▶ [DIRECTION]
Output all lines exactly.

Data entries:
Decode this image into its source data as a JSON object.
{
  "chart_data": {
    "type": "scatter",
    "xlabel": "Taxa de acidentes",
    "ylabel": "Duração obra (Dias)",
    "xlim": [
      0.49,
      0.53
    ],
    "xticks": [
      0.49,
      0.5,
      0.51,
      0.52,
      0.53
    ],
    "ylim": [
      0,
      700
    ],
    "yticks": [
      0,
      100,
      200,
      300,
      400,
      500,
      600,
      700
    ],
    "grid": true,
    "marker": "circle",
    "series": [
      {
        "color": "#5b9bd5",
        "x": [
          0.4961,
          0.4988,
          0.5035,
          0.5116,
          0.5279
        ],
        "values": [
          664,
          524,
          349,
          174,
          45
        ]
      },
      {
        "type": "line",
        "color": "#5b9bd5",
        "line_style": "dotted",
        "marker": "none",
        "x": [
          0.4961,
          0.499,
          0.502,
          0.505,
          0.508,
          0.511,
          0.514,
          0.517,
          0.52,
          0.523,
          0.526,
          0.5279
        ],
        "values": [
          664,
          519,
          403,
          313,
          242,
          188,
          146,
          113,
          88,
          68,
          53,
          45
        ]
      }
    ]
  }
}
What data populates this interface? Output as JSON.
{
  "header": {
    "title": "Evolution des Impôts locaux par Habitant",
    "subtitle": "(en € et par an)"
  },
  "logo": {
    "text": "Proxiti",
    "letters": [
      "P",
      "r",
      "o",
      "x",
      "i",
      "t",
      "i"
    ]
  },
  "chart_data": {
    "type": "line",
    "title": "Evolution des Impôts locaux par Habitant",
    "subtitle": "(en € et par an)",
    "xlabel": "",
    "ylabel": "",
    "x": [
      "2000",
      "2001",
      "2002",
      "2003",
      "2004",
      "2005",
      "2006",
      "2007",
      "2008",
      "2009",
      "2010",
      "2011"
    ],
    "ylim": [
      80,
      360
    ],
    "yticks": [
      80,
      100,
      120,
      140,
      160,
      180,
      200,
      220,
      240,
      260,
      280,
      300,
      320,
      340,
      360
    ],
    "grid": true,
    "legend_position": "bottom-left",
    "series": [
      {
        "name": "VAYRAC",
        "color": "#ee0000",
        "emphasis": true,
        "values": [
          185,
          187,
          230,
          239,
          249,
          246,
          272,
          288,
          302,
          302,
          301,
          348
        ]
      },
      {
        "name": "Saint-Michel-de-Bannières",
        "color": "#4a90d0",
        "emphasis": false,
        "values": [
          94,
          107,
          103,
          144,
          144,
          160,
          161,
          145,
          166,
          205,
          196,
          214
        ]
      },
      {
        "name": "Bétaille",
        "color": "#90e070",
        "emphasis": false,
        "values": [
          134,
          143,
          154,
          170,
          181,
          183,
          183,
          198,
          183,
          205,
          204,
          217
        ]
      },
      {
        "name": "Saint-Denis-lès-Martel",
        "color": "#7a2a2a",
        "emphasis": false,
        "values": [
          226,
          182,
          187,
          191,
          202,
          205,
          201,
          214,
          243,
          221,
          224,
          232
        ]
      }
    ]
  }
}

▶ [COMPLETED TASK]
Decode this image into its source data as a JSON object.
{
  "chart_data": {
    "type": "scatter",
    "xlabel": "Taxa de acidentes",
    "ylabel": "Duração obra (Dias)",
    "xlim": [
      0.49,
      0.53
    ],
    "xticks": [
      0.49,
      0.5,
      0.51,
      0.52,
      0.53
    ],
    "ylim": [
      0,
      700
    ],
    "yticks": [
      0,
      100,
      200,
      300,
      400,
      500,
      600,
      700
    ],
    "grid": true,
    "marker": "circle",
    "series": [
      {
        "color": "#5b9bd5",
        "x": [
          0.4961,
          0.4988,
          0.5035,
          0.5116,
          0.5279
        ],
        "values": [
          664,
          524,
          349,
          174,
          45
        ]
      },
      {
        "type": "line",
        "color": "#5b9bd5",
        "line_style": "dotted",
        "marker": "none",
        "x": [
          0.4961,
          0.499,
          0.502,
          0.505,
          0.508,
          0.511,
          0.514,
          0.517,
          0.52,
          0.523,
          0.526,
          0.5279
        ],
        "values": [
          664,
          519,
          403,
          313,
          242,
          188,
          146,
          113,
          88,
          68,
          53,
          45
        ]
      }
    ]
  }
}
What data populates this interface? Output as JSON.
{
  "header": {
    "title": "Evolution des Impôts locaux par Habitant",
    "subtitle": "(en € et par an)"
  },
  "logo": {
    "text": "Proxiti",
    "letters": [
      "P",
      "r",
      "o",
      "x",
      "i",
      "t",
      "i"
    ]
  },
  "chart_data": {
    "type": "line",
    "title": "Evolution des Impôts locaux par Habitant",
    "subtitle": "(en € et par an)",
    "xlabel": "",
    "ylabel": "",
    "x": [
      "2000",
      "2001",
      "2002",
      "2003",
      "2004",
      "2005",
      "2006",
      "2007",
      "2008",
      "2009",
      "2010",
      "2011"
    ],
    "ylim": [
      80,
      360
    ],
    "yticks": [
      80,
      100,
      120,
      140,
      160,
      180,
      200,
      220,
      240,
      260,
      280,
      300,
      320,
      340,
      360
    ],
    "grid": true,
    "legend_position": "bottom-left",
    "series": [
      {
        "name": "VAYRAC",
        "color": "#ee0000",
        "emphasis": true,
        "values": [
          185,
          187,
          230,
          239,
          249,
          246,
          272,
          288,
          302,
          302,
          301,
          348
        ]
      },
      {
        "name": "Saint-Michel-de-Bannières",
        "color": "#4a90d0",
        "emphasis": false,
        "values": [
          94,
          107,
          103,
          144,
          144,
          160,
          161,
          145,
          166,
          205,
          196,
          214
        ]
      },
      {
        "name": "Bétaille",
        "color": "#90e070",
        "emphasis": false,
        "values": [
          134,
          143,
          154,
          170,
          181,
          183,
          183,
          198,
          183,
          205,
          204,
          217
        ]
      },
      {
        "name": "Saint-Denis-lès-Martel",
        "color": "#7a2a2a",
        "emphasis": false,
        "values": [
          226,
          182,
          187,
          191,
          202,
          205,
          201,
          214,
          243,
          221,
          224,
          232
        ]
      }
    ]
  }
}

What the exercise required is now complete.